- Set task: Write out the items exactly, everything from the first line down to and including the line that contains "line-maker-scd bbox=[766, 548, 1054, 551]".

#####

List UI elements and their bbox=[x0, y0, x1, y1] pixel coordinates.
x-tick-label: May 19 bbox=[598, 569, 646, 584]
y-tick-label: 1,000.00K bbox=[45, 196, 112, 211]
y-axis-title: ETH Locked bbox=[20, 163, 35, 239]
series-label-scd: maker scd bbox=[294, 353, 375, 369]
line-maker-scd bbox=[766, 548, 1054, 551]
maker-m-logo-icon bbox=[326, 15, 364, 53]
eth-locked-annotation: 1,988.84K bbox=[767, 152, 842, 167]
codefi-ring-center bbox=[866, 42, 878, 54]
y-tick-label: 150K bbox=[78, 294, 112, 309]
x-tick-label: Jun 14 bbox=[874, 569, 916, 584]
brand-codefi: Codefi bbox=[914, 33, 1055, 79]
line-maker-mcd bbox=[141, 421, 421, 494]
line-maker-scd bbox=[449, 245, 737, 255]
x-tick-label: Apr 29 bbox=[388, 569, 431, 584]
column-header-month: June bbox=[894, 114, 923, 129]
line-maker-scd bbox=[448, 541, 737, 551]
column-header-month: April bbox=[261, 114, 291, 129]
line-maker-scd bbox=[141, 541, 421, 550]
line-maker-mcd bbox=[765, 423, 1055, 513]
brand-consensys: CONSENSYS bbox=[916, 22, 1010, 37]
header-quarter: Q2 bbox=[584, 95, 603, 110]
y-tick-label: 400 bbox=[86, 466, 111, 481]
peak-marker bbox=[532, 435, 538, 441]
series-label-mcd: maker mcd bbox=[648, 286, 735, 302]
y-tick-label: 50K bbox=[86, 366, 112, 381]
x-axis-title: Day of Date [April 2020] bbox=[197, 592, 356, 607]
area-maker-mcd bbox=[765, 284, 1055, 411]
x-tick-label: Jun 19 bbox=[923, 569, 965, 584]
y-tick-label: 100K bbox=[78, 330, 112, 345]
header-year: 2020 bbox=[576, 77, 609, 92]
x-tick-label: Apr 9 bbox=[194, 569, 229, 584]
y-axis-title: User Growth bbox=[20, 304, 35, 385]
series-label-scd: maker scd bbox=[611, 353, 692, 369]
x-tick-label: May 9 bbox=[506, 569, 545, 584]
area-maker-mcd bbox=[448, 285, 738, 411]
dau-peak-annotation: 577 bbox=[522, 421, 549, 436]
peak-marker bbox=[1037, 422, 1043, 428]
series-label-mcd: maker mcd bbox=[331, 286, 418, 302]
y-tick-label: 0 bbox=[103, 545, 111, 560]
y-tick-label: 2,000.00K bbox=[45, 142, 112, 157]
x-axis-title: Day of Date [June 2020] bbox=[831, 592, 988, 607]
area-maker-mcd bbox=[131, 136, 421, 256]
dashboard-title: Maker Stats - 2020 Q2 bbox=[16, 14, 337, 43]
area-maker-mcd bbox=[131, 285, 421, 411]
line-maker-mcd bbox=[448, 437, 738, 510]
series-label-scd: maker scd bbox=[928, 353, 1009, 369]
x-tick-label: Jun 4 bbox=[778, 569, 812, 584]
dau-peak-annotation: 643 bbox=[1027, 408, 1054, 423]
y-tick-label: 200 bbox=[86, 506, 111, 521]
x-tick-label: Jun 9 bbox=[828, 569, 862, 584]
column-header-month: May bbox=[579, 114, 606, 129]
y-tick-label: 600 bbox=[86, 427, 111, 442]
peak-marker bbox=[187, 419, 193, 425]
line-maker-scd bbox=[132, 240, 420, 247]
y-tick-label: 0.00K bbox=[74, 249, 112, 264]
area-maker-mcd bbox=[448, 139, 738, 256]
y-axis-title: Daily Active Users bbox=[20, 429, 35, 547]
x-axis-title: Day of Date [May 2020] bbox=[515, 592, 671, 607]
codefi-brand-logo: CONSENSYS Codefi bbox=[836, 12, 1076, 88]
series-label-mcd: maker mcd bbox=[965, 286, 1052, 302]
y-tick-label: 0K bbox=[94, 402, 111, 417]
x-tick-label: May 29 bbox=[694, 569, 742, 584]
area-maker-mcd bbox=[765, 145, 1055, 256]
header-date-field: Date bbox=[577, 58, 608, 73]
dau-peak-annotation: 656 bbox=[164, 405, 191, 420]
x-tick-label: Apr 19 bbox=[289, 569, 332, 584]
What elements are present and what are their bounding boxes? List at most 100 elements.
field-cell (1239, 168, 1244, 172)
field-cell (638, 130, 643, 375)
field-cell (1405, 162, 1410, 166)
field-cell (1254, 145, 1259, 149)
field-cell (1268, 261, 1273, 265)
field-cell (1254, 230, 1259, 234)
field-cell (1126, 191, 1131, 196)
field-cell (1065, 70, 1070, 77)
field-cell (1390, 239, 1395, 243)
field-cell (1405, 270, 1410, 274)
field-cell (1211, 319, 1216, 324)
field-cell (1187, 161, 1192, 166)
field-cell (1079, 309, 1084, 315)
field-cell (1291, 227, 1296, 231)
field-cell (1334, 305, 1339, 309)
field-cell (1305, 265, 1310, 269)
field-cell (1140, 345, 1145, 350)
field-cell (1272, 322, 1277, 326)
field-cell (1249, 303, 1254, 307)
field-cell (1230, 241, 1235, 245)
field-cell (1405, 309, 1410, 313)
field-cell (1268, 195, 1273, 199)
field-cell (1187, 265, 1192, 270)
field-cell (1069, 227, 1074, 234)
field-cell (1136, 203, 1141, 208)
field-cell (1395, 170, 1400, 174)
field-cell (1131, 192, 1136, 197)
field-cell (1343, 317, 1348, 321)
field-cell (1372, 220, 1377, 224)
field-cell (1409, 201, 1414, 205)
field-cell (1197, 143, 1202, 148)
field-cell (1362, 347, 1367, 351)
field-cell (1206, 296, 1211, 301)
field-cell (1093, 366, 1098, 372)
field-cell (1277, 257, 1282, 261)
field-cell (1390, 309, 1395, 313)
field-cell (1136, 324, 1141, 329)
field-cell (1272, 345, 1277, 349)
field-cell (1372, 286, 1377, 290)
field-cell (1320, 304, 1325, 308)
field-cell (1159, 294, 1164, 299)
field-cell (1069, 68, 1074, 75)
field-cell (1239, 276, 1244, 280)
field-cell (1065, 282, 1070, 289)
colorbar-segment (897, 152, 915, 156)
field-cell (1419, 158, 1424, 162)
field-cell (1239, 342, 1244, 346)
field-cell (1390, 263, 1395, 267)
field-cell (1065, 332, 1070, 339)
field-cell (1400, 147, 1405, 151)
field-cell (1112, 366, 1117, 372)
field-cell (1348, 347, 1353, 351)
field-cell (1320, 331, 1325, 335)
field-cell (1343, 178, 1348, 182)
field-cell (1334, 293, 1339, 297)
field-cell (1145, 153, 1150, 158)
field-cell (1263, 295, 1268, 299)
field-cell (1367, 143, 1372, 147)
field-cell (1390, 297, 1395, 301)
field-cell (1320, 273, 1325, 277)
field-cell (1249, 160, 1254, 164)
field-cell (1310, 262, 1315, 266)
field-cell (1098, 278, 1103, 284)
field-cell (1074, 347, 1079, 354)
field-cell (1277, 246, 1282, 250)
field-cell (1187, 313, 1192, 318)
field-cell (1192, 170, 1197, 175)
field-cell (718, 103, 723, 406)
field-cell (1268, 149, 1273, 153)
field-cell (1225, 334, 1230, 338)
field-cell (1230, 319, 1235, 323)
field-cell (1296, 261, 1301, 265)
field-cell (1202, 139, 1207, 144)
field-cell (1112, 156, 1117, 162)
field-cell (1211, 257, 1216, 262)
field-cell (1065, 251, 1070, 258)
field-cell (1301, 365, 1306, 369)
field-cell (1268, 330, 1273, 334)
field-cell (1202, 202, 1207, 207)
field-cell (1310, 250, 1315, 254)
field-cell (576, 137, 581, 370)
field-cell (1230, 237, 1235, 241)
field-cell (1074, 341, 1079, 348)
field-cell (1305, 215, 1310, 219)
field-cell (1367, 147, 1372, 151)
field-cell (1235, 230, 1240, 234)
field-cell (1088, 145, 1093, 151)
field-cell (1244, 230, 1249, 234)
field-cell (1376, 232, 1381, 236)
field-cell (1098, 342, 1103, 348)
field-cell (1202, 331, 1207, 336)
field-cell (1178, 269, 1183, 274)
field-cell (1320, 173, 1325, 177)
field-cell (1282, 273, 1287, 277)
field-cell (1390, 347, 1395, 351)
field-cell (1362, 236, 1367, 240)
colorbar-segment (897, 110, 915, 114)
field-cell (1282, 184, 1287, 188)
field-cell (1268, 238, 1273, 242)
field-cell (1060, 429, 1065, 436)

#####

- Finished exercise:
List UI elements and their bbox=[x0, y0, x1, y1] pixel coordinates.
x-tick-label: May 19 bbox=[598, 569, 646, 584]
y-tick-label: 1,000.00K bbox=[45, 196, 112, 211]
y-axis-title: ETH Locked bbox=[20, 163, 35, 239]
series-label-scd: maker scd bbox=[294, 353, 375, 369]
line-maker-scd bbox=[766, 548, 1054, 551]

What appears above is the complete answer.